_Stated task_: Transcribe everything from the start of the records down to and including the line containing "exon-skip-item[interactable] <box>224 50". Keep every line unchanged.

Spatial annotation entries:
+-------+
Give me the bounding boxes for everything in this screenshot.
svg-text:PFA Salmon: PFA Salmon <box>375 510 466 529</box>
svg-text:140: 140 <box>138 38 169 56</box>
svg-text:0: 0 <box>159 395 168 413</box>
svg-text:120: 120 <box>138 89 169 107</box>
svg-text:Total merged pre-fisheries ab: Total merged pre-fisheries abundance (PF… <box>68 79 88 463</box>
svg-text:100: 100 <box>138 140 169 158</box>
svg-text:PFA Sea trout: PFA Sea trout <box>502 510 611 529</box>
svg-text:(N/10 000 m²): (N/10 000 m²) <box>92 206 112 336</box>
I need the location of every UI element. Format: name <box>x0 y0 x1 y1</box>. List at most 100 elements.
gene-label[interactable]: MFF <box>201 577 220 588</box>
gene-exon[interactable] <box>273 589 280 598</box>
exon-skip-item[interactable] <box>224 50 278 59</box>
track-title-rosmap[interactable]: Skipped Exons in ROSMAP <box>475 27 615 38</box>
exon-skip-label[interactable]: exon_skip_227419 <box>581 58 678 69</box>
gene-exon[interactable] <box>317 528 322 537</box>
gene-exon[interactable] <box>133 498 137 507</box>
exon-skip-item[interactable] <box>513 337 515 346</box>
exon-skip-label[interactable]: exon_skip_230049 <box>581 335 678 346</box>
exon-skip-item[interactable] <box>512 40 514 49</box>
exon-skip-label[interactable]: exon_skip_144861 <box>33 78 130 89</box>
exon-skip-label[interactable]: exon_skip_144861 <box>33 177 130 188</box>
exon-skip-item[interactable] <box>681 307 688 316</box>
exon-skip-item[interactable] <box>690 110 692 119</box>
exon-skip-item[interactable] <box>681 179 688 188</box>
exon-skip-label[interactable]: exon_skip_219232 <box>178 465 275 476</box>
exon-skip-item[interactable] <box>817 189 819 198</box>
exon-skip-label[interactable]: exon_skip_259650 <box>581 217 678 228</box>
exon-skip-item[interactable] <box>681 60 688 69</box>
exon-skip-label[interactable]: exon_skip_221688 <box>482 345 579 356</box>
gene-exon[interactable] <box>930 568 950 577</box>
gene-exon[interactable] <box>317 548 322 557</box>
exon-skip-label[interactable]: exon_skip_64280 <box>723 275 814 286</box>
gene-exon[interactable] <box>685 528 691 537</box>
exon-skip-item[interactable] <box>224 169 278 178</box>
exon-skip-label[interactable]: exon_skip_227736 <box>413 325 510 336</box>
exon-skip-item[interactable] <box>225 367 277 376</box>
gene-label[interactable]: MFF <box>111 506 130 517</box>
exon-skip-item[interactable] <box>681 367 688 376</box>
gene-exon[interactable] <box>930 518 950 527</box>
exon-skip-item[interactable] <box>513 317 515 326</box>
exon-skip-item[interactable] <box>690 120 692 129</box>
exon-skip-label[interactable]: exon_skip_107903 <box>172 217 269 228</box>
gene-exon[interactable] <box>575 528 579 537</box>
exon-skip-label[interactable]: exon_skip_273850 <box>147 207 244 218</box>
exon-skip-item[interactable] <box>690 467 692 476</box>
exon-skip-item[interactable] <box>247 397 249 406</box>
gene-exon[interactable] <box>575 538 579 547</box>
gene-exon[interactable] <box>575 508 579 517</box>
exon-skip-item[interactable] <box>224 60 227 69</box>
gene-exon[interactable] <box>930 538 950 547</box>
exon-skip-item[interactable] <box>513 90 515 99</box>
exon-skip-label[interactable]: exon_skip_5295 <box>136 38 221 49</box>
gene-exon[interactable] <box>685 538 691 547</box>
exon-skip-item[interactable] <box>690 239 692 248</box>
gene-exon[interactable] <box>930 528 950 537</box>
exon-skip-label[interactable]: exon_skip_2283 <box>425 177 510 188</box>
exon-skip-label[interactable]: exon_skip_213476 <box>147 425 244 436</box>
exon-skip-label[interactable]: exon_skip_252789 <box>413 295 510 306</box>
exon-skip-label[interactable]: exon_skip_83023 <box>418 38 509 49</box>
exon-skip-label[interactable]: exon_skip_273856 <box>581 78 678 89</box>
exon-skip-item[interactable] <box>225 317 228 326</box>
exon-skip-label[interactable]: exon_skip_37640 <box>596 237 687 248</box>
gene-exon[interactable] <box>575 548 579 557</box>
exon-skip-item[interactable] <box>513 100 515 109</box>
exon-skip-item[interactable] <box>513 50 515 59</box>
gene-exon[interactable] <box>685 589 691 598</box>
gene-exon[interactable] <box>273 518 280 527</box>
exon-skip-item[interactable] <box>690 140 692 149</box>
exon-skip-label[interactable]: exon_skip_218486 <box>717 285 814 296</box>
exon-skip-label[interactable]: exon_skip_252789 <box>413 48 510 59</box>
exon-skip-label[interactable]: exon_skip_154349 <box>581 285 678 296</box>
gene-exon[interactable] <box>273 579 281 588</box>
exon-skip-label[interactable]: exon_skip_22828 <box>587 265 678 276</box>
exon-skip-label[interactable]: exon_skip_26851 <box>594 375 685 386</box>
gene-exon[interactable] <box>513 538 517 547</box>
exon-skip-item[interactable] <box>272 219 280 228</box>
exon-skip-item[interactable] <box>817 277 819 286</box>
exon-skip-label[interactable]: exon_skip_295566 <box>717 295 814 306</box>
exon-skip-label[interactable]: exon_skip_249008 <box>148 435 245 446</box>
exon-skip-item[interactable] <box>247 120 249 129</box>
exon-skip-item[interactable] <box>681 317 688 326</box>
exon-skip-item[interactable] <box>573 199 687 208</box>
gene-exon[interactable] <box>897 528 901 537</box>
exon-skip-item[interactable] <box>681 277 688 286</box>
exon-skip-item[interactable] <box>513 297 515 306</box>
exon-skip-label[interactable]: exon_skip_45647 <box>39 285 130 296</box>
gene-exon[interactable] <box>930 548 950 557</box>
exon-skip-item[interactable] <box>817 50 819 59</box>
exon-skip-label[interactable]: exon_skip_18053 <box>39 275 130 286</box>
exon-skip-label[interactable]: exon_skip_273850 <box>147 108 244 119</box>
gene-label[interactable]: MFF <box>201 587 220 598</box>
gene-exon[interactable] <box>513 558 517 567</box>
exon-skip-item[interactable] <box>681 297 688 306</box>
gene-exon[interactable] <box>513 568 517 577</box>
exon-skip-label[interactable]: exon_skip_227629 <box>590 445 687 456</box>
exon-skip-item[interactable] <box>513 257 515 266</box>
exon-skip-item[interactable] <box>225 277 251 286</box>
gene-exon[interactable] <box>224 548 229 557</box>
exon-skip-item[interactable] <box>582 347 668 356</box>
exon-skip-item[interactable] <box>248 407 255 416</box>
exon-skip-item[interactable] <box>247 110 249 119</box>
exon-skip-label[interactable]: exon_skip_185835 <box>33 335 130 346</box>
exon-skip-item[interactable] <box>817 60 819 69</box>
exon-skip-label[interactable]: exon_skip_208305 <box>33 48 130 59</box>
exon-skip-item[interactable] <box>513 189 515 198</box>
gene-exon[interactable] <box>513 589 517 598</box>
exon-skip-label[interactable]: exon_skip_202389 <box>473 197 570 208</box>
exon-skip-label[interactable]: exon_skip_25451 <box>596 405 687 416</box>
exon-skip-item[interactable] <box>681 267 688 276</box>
+-------+
_Exercise answer_:
Give me the bounding boxes for everything in this screenshot.
svg-text:PFA Salmon: PFA Salmon <box>375 510 466 529</box>
svg-text:140: 140 <box>138 38 169 56</box>
svg-text:0: 0 <box>159 395 168 413</box>
svg-text:120: 120 <box>138 89 169 107</box>
svg-text:Total merged pre-fisheries ab: Total merged pre-fisheries abundance (PF… <box>68 79 88 463</box>
svg-text:100: 100 <box>138 140 169 158</box>
svg-text:PFA Sea trout: PFA Sea trout <box>502 510 611 529</box>
svg-text:(N/10 000 m²): (N/10 000 m²) <box>92 206 112 336</box>
I need the location of every UI element. Format: name <box>x0 y0 x1 y1</box>. List at most 100 elements.
gene-label[interactable]: MFF <box>201 577 220 588</box>
gene-exon[interactable] <box>273 589 280 598</box>
exon-skip-item[interactable] <box>224 50 278 59</box>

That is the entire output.